* Start Records provided *

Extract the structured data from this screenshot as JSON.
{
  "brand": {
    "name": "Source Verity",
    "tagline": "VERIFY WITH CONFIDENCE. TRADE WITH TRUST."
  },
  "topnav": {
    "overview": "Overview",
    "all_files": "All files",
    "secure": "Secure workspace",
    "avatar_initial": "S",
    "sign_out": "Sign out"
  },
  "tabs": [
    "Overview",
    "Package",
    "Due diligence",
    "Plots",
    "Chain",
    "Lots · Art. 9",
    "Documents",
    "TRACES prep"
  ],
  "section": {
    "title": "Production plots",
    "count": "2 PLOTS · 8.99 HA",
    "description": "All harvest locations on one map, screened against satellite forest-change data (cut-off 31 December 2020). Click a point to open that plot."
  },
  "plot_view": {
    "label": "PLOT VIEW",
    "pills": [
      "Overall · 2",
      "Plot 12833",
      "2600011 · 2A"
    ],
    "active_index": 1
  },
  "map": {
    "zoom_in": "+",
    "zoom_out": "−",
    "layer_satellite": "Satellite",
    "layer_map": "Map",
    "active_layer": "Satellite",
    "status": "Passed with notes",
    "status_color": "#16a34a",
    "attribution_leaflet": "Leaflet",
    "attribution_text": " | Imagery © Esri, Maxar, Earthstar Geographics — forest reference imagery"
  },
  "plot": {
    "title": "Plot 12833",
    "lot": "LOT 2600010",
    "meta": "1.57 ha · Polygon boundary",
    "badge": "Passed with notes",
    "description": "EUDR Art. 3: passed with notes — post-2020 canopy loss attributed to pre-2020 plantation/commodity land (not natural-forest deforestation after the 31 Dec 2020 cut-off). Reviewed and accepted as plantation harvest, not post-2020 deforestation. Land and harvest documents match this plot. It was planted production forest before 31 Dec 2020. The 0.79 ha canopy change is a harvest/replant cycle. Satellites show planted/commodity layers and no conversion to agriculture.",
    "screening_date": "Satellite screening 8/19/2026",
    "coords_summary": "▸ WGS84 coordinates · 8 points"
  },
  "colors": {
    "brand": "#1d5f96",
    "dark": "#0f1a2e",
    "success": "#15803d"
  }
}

* End Records provided *

_Problem to solve_
Copy each line of the listing that includes "data".

_Output for this task_
Extract the structured data from this screenshot as JSON.
    "description": "All harvest locations on one map, screened against satellite forest-change data (cut-off 31 December 2020). Click a point to open that plot."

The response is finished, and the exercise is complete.